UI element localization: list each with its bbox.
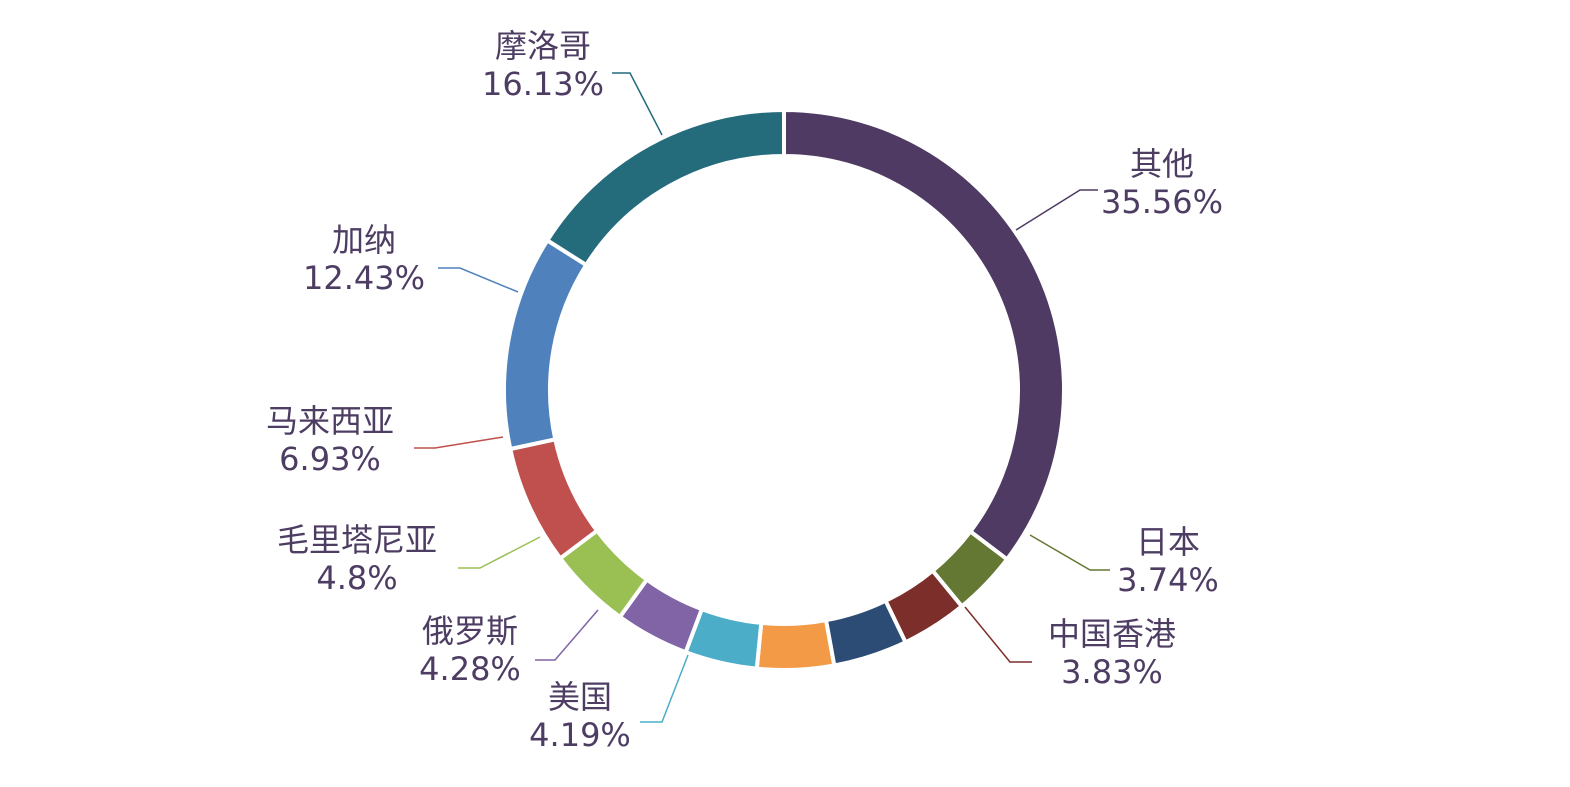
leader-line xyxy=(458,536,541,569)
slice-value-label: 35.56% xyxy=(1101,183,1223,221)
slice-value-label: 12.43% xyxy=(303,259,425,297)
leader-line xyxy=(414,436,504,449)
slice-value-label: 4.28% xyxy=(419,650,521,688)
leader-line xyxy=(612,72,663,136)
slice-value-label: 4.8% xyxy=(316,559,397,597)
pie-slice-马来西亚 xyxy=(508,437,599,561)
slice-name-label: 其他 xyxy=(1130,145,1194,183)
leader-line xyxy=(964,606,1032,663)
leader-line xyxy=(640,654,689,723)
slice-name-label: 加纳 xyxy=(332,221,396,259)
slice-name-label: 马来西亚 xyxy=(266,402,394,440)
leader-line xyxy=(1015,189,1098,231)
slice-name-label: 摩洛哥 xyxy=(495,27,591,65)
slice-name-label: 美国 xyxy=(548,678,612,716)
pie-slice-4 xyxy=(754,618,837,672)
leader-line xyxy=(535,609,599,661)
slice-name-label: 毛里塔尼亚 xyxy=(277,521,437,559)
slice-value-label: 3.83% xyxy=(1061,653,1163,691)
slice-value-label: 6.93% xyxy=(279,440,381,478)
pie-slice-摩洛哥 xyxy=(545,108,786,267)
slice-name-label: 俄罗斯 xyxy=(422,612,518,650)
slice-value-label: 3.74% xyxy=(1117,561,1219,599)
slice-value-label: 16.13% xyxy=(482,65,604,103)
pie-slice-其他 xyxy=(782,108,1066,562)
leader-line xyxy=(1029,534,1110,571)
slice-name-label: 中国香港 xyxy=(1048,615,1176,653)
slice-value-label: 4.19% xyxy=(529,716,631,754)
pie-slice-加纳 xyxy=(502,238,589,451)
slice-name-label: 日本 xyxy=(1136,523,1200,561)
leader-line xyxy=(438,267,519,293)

__________________________________________________

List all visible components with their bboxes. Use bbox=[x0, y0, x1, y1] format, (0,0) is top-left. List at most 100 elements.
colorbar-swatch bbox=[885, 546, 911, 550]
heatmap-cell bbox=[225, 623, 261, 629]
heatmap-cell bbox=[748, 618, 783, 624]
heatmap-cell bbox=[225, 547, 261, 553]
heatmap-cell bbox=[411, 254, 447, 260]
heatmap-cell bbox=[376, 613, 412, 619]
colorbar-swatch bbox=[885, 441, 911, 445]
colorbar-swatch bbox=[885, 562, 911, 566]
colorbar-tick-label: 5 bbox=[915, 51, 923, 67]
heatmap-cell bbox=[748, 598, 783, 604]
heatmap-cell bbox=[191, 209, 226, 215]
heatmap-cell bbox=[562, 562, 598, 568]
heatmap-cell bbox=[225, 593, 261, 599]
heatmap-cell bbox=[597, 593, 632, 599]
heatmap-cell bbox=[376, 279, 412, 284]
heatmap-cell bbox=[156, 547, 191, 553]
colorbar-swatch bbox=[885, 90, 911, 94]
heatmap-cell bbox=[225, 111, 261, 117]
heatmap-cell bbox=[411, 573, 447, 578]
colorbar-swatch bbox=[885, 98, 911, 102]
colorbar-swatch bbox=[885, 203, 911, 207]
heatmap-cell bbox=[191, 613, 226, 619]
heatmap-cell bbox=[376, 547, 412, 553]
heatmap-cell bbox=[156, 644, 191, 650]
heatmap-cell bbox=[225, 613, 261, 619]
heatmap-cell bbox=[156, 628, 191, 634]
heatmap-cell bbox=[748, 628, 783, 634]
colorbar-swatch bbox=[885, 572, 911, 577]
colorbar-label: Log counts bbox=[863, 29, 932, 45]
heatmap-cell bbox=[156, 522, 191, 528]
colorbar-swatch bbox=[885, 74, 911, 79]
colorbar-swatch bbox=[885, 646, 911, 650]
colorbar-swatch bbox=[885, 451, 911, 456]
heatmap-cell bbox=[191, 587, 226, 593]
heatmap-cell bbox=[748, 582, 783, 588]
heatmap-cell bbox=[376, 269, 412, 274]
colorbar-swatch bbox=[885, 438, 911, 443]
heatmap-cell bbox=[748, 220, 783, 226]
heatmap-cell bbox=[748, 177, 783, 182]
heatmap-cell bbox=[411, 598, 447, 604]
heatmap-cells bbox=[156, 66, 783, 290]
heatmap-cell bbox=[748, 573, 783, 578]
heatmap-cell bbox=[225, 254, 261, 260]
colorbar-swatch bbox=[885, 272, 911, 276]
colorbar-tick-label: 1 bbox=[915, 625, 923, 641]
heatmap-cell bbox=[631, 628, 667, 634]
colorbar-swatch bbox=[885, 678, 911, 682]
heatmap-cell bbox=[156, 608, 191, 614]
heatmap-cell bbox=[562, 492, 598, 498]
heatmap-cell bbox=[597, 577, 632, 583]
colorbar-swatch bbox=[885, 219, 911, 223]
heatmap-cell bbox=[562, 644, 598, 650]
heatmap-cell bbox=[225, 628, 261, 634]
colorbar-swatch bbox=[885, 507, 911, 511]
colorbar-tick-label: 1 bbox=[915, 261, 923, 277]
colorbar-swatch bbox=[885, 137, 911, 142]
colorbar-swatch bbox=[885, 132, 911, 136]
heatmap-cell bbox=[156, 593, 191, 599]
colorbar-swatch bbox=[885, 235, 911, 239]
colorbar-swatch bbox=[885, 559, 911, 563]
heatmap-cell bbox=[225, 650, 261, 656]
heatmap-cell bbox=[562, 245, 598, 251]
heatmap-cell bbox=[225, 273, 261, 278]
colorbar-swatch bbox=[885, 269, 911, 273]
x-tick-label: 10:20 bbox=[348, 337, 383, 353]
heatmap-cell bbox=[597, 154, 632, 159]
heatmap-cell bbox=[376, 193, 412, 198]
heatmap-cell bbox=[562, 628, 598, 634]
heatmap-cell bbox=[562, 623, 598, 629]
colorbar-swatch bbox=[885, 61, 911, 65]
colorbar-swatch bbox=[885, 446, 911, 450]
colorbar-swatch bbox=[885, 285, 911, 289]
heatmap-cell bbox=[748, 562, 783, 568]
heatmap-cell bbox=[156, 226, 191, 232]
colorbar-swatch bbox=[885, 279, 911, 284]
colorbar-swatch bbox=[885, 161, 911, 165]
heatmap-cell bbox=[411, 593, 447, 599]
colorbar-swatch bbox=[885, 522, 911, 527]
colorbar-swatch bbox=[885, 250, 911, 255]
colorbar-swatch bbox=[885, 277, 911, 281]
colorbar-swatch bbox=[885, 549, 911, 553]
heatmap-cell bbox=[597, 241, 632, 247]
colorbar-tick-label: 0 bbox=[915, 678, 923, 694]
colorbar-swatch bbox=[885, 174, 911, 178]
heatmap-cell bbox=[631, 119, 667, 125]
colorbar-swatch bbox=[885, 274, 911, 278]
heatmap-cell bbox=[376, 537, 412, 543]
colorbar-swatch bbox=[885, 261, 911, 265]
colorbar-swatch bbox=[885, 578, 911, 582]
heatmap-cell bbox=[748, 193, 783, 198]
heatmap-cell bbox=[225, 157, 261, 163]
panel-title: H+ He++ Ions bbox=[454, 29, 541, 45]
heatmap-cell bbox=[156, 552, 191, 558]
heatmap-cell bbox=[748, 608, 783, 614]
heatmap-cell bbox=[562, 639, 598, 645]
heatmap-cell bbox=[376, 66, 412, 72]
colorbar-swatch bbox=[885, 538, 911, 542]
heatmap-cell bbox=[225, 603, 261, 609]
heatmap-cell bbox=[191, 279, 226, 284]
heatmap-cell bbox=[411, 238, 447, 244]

__________________________________________________

[What is required]: Which lines above contain the string "name", with case counting? Gather each of them and copy it in full.

[Completed exercise]:
slice-name-label: 其他 xyxy=(1130,145,1194,183)
slice-name-label: 加纳 xyxy=(332,221,396,259)
slice-name-label: 马来西亚 xyxy=(266,402,394,440)
slice-name-label: 摩洛哥 xyxy=(495,27,591,65)
slice-name-label: 美国 xyxy=(548,678,612,716)
slice-name-label: 毛里塔尼亚 xyxy=(277,521,437,559)
slice-name-label: 俄罗斯 xyxy=(422,612,518,650)
slice-name-label: 中国香港 xyxy=(1048,615,1176,653)
slice-name-label: 日本 xyxy=(1136,523,1200,561)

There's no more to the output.